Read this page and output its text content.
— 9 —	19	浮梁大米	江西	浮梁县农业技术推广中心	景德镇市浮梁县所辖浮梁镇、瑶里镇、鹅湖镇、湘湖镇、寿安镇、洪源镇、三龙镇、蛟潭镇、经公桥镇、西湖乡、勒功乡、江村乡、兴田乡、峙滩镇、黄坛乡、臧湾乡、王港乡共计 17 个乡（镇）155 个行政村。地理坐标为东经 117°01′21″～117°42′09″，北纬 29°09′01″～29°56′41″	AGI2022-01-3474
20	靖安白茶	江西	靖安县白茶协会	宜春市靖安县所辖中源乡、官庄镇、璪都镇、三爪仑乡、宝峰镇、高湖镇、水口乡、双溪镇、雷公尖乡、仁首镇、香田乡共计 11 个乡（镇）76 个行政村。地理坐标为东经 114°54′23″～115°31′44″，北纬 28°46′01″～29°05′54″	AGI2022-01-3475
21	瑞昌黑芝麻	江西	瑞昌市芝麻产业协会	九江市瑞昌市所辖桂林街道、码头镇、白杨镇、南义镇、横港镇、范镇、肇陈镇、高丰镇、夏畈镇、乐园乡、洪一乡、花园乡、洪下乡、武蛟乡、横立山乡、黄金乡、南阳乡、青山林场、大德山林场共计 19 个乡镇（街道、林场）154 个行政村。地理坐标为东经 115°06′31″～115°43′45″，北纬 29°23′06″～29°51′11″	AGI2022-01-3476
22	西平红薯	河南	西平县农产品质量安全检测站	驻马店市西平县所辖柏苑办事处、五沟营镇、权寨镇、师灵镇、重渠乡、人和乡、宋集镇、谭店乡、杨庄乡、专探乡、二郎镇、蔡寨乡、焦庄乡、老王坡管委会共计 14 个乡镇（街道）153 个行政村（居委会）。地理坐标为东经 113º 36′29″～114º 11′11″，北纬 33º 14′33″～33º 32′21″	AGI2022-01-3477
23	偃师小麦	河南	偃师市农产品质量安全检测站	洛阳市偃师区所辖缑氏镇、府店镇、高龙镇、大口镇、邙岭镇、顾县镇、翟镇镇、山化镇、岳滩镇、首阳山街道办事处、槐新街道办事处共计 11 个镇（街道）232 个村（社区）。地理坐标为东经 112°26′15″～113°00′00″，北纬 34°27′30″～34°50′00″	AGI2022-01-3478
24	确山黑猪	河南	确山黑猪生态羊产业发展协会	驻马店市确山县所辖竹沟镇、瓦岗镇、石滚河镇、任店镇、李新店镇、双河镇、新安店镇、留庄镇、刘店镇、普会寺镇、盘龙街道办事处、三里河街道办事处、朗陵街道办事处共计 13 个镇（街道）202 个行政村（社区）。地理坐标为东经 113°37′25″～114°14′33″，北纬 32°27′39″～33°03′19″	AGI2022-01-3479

▶ _WHAT YOU NEED TO DO_
From the data above, copy each line that holds "个行政村".

▶ _TASK ANSWER_
— 9 —	19	浮梁大米	江西	浮梁县农业技术推广中心	景德镇市浮梁县所辖浮梁镇、瑶里镇、鹅湖镇、湘湖镇、寿安镇、洪源镇、三龙镇、蛟潭镇、经公桥镇、西湖乡、勒功乡、江村乡、兴田乡、峙滩镇、黄坛乡、臧湾乡、王港乡共计 17 个乡（镇）155 个行政村。地理坐标为东经 117°01′21″～117°42′09″，北纬 29°09′01″～29°56′41″	AGI2022-01-3474
20	靖安白茶	江西	靖安县白茶协会	宜春市靖安县所辖中源乡、官庄镇、璪都镇、三爪仑乡、宝峰镇、高湖镇、水口乡、双溪镇、雷公尖乡、仁首镇、香田乡共计 11 个乡（镇）76 个行政村。地理坐标为东经 114°54′23″～115°31′44″，北纬 28°46′01″～29°05′54″	AGI2022-01-3475
21	瑞昌黑芝麻	江西	瑞昌市芝麻产业协会	九江市瑞昌市所辖桂林街道、码头镇、白杨镇、南义镇、横港镇、范镇、肇陈镇、高丰镇、夏畈镇、乐园乡、洪一乡、花园乡、洪下乡、武蛟乡、横立山乡、黄金乡、南阳乡、青山林场、大德山林场共计 19 个乡镇（街道、林场）154 个行政村。地理坐标为东经 115°06′31″～115°43′45″，北纬 29°23′06″～29°51′11″	AGI2022-01-3476
22	西平红薯	河南	西平县农产品质量安全检测站	驻马店市西平县所辖柏苑办事处、五沟营镇、权寨镇、师灵镇、重渠乡、人和乡、宋集镇、谭店乡、杨庄乡、专探乡、二郎镇、蔡寨乡、焦庄乡、老王坡管委会共计 14 个乡镇（街道）153 个行政村（居委会）。地理坐标为东经 113º 36′29″～114º 11′11″，北纬 33º 14′33″～33º 32′21″	AGI2022-01-3477
24	确山黑猪	河南	确山黑猪生态羊产业发展协会	驻马店市确山县所辖竹沟镇、瓦岗镇、石滚河镇、任店镇、李新店镇、双河镇、新安店镇、留庄镇、刘店镇、普会寺镇、盘龙街道办事处、三里河街道办事处、朗陵街道办事处共计 13 个镇（街道）202 个行政村（社区）。地理坐标为东经 113°37′25″～114°14′33″，北纬 32°27′39″～33°03′19″	AGI2022-01-3479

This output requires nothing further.